- WRITTEN INSTRUCTION
Find how many lines of the listing include the string "label", and report only that figure.

- Stored data entries
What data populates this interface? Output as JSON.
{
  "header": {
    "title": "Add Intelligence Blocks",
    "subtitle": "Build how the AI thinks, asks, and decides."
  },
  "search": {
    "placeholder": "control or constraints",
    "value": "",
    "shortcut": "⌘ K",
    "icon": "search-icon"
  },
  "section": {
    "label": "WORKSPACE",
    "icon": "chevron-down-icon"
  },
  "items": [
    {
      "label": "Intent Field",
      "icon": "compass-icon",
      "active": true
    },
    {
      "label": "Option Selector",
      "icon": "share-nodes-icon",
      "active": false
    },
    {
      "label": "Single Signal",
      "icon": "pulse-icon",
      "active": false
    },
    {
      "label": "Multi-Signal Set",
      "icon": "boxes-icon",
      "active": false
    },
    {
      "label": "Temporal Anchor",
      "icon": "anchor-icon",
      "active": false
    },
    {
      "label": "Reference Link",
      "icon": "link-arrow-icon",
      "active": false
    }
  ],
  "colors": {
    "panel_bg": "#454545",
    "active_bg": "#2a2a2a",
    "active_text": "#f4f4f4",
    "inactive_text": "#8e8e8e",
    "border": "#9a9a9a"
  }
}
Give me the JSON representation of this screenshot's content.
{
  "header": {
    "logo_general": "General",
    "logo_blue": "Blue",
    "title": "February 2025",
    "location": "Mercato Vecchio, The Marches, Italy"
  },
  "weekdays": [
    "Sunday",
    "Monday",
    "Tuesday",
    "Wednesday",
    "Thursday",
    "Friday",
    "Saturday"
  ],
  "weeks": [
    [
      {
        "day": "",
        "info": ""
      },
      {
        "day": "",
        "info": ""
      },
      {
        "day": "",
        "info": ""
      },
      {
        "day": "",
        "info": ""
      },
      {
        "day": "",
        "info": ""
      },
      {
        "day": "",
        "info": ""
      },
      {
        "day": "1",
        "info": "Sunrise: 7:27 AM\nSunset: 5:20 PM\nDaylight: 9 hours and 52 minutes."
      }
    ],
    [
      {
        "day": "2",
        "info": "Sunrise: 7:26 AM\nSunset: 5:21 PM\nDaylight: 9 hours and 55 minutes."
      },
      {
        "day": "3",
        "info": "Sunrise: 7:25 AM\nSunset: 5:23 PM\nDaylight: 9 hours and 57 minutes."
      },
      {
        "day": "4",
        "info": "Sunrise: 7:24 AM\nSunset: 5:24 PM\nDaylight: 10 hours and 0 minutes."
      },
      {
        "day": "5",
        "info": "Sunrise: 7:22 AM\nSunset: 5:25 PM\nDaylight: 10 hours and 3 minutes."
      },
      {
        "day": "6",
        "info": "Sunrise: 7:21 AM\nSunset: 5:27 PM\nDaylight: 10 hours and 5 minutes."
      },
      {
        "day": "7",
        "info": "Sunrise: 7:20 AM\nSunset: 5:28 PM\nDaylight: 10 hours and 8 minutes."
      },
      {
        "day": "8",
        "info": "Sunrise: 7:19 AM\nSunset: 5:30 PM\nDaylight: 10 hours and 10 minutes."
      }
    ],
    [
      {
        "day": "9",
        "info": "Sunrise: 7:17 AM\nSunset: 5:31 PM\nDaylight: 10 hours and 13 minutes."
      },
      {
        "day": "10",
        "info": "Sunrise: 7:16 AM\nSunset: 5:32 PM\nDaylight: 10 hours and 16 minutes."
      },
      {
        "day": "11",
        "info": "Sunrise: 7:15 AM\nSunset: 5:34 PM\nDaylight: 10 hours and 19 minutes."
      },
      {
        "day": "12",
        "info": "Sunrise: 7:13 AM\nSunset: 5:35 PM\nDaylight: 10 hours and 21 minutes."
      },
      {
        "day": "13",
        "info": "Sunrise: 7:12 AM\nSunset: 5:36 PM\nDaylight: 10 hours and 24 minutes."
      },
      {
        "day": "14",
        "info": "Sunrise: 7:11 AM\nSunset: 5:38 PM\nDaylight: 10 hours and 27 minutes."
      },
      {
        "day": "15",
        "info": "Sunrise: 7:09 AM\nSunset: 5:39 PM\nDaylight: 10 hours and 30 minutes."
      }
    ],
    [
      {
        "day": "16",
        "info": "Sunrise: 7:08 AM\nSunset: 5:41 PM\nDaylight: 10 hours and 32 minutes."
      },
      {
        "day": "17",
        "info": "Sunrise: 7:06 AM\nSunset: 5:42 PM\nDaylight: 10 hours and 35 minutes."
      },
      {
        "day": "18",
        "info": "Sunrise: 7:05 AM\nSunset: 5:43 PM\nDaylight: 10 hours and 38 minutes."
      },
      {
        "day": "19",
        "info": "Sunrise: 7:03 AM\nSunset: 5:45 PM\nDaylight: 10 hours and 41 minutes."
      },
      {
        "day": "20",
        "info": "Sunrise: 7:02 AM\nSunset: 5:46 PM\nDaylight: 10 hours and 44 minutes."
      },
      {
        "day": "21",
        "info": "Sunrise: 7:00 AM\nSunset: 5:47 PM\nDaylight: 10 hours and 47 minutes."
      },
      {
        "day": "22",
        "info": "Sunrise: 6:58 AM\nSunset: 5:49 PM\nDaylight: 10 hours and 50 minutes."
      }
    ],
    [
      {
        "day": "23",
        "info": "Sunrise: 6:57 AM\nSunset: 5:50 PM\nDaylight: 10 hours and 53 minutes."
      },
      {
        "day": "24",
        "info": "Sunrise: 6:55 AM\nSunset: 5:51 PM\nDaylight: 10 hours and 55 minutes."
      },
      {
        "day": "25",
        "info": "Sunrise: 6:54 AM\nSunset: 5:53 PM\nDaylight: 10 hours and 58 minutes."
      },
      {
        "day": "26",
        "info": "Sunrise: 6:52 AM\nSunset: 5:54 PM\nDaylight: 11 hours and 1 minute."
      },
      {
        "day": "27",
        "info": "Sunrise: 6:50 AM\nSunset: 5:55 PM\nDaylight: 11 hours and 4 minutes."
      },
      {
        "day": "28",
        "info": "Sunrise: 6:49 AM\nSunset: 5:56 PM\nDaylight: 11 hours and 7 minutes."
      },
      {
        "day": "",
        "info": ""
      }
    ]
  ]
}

- EXERCISE SOLUTION
7